§ **Given exercise**
Report, as a bare number, how many lines contain the string "name".

[Start of Excerpted data]

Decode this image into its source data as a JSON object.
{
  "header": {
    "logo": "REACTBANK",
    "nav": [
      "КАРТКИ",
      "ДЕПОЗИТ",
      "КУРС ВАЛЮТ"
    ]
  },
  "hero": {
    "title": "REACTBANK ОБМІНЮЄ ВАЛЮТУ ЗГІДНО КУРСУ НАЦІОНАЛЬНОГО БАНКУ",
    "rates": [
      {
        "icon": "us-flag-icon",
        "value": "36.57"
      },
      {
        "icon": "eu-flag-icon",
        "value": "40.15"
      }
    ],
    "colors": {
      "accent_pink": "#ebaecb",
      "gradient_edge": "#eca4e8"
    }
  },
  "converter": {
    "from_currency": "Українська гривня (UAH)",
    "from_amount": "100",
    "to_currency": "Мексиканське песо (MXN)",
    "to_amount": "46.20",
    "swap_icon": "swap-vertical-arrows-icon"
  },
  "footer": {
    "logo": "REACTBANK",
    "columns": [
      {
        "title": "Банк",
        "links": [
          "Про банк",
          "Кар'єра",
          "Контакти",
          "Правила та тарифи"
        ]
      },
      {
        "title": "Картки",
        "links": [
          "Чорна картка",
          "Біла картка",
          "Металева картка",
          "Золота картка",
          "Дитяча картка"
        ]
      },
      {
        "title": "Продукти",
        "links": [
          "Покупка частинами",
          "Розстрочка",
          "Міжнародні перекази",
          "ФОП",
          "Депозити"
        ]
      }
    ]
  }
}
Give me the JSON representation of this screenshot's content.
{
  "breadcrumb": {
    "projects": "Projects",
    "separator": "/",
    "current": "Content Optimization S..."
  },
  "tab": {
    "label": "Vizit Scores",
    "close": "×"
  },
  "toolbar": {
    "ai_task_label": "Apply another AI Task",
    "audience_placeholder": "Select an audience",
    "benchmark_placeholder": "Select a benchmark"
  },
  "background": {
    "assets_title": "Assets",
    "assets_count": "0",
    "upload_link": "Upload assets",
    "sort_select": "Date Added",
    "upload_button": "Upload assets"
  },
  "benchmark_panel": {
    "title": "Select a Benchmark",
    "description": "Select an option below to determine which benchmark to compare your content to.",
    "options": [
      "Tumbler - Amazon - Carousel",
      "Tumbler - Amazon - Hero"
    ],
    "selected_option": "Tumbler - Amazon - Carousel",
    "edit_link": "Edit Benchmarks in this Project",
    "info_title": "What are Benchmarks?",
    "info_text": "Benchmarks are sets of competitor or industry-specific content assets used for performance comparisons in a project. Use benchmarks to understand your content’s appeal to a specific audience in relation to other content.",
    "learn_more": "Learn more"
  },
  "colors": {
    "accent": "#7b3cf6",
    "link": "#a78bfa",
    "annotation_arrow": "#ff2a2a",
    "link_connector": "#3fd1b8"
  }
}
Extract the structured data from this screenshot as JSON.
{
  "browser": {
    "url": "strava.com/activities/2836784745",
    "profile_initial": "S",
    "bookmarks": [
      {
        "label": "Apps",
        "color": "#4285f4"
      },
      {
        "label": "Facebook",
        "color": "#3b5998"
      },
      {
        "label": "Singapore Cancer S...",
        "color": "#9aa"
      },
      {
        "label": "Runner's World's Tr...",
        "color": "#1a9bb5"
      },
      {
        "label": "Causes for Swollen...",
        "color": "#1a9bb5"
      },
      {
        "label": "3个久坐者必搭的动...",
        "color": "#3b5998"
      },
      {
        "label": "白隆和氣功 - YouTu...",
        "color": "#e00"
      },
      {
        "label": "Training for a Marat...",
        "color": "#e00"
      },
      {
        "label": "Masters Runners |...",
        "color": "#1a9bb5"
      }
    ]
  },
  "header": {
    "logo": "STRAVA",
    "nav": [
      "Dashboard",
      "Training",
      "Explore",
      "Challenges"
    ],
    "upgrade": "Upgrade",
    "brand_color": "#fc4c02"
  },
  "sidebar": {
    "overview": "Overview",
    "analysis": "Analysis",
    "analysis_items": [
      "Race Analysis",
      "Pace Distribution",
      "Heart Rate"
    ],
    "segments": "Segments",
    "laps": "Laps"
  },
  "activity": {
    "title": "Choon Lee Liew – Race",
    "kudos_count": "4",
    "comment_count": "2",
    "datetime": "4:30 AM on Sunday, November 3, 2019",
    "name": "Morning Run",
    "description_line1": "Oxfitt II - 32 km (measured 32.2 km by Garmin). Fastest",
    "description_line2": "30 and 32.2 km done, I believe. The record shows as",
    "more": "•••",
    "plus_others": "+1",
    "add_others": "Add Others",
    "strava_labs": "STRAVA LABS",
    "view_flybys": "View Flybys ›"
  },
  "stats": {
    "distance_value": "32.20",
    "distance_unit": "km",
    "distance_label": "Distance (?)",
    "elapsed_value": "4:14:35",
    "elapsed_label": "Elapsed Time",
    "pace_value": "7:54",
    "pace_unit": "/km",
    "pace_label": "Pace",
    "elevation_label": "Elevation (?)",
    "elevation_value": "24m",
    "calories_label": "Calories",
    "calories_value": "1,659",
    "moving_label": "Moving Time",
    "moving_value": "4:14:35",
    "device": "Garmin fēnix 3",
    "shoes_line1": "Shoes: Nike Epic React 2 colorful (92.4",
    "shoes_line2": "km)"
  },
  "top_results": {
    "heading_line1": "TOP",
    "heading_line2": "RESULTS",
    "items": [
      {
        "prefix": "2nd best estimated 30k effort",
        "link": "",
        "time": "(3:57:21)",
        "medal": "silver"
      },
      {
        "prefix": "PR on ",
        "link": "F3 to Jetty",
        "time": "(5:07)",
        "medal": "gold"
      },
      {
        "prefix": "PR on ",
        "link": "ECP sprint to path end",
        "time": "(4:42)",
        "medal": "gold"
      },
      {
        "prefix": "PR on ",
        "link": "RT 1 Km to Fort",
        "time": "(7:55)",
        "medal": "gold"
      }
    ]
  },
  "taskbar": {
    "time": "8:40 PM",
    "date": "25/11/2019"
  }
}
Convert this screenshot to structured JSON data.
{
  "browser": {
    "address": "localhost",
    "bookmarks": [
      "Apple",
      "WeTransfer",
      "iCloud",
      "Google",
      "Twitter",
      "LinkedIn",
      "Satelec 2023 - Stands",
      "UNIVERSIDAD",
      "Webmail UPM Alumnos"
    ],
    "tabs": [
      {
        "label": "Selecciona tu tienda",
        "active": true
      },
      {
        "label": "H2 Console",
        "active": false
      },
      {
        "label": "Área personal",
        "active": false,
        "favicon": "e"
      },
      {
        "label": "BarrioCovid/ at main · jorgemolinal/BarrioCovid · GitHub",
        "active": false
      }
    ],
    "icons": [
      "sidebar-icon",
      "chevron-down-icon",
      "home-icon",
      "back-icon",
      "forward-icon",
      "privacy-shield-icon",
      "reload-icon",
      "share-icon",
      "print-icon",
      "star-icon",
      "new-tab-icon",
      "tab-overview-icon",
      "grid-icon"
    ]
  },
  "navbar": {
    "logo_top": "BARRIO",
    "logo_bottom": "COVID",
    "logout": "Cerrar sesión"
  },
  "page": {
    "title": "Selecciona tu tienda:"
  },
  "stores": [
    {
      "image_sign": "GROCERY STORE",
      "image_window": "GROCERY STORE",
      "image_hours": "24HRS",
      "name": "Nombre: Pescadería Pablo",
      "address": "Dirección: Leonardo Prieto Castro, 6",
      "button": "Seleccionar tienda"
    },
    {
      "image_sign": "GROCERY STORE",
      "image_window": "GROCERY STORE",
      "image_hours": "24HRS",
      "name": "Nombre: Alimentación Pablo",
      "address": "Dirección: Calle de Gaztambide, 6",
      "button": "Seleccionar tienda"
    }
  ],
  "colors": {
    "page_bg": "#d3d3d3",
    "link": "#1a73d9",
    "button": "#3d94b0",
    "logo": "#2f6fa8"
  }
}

[End of Excerpted data]

§ **Exercise output**
3